▸ **WHAT TO DO**: Find every line in the records that holds the string "sredstva". Copy each one.

▸ **MATERIAL PROVIDED**:
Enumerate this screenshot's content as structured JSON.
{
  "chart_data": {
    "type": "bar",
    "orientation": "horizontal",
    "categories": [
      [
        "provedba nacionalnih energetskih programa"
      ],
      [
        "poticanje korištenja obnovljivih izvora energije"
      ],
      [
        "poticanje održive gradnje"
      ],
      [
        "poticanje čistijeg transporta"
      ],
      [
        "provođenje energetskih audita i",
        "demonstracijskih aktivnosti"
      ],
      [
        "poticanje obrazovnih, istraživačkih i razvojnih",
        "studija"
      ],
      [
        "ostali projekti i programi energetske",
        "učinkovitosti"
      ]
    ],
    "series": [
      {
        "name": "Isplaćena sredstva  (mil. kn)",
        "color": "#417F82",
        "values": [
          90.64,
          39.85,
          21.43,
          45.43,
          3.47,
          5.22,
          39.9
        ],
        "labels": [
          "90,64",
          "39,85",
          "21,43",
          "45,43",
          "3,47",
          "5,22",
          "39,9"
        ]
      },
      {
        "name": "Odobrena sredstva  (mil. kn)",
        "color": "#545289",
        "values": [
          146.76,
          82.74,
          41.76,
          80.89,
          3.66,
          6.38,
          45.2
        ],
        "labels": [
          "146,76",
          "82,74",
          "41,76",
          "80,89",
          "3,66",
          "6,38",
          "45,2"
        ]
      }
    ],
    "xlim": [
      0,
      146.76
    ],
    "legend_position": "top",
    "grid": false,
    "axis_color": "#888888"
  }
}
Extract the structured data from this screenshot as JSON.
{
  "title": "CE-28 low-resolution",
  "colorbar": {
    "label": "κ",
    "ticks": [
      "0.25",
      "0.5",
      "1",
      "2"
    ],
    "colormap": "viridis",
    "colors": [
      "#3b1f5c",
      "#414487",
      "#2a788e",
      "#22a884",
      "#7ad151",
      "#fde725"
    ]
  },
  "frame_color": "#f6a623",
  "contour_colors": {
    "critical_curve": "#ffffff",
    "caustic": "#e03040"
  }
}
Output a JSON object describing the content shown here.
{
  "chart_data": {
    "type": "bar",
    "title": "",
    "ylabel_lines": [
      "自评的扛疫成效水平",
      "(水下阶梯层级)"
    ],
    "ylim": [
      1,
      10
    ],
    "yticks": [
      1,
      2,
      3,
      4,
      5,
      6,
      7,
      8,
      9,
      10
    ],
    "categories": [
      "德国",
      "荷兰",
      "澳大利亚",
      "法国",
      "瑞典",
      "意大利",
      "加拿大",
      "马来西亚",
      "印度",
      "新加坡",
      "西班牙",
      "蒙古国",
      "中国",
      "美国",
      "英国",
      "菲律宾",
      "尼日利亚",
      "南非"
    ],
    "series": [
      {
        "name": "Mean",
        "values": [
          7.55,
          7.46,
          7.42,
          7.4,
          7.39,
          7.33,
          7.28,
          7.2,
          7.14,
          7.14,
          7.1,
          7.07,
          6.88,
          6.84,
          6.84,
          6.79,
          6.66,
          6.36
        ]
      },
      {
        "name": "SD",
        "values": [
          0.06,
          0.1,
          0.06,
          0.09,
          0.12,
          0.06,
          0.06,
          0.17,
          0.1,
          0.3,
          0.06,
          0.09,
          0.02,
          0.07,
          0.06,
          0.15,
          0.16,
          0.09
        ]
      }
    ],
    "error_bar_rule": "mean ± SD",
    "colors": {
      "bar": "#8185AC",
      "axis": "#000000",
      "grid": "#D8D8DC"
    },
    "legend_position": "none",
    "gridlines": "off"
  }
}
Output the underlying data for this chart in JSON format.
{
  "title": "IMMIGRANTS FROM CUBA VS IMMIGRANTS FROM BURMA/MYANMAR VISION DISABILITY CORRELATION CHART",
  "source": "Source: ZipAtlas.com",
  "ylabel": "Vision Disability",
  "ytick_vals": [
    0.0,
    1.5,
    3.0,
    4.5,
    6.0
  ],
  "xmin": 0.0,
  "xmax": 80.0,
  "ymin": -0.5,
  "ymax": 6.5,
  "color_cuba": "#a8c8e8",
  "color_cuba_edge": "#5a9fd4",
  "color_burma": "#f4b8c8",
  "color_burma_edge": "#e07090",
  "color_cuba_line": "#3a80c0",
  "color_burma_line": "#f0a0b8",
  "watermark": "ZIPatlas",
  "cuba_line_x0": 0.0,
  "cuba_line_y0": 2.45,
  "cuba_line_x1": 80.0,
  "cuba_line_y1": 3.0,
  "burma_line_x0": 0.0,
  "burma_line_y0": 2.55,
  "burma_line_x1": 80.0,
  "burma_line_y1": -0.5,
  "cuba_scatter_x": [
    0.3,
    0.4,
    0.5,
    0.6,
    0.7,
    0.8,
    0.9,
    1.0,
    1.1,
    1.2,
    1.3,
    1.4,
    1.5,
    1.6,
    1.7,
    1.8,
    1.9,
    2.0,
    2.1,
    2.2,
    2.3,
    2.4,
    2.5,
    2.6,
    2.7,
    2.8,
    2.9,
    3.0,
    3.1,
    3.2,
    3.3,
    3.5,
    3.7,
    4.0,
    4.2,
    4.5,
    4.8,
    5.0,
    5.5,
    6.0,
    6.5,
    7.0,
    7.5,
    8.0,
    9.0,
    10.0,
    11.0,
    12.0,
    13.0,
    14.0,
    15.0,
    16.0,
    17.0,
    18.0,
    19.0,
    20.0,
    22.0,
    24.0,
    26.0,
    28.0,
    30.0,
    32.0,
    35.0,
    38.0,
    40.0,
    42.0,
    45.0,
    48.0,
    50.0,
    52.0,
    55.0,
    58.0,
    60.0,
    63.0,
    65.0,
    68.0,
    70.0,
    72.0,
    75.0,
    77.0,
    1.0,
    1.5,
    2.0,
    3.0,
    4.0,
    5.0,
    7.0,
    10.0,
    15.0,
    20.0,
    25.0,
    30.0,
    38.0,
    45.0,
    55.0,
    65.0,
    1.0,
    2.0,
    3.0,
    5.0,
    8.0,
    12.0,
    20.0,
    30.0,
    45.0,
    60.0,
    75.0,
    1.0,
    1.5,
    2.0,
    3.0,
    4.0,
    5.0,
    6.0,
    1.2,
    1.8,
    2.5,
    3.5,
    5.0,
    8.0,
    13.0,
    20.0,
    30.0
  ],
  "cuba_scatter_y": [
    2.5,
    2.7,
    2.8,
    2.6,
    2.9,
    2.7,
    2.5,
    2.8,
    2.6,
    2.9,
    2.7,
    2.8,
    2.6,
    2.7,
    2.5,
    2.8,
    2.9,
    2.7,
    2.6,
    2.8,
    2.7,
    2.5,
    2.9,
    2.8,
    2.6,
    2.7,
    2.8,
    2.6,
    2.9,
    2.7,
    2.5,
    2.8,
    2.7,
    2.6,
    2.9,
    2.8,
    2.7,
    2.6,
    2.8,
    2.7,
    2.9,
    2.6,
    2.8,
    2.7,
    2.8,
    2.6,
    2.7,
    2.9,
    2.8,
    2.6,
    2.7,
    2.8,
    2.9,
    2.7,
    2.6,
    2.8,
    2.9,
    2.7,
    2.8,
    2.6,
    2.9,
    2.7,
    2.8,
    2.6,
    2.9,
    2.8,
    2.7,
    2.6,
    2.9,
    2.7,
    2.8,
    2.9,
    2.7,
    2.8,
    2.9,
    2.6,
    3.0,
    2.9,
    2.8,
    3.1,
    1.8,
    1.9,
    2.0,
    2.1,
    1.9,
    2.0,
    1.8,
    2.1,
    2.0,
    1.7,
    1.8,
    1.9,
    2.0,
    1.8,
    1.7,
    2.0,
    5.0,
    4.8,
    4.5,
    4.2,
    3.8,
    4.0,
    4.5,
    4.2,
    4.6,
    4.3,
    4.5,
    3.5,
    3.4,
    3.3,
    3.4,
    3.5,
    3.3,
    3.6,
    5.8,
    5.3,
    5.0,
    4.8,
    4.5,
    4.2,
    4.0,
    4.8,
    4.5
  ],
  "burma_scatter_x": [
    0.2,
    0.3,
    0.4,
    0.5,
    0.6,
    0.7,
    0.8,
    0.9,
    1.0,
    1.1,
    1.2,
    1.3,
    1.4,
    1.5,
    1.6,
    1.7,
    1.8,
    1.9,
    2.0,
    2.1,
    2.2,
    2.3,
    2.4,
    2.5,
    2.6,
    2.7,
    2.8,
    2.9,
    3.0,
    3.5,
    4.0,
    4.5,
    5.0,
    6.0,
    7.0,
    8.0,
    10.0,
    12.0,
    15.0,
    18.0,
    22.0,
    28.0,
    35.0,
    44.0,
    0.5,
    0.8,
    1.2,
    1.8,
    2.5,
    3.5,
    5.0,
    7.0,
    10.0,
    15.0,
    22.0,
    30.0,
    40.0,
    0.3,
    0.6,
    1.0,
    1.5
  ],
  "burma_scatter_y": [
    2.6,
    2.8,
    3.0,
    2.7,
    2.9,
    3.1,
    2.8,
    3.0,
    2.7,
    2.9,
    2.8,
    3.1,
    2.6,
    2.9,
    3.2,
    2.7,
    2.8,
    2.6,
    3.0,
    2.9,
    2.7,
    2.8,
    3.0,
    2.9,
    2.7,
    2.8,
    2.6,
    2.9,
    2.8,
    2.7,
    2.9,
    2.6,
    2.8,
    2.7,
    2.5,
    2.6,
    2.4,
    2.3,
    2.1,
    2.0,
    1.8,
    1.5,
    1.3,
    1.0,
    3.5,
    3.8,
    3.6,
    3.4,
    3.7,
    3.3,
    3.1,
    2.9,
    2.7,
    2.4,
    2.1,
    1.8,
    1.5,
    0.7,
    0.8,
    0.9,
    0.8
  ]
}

▸ **WRITTEN RESPONSE**:
        "name": "Isplaćena sredstva  (mil. kn)",
        "name": "Odobrena sredstva  (mil. kn)",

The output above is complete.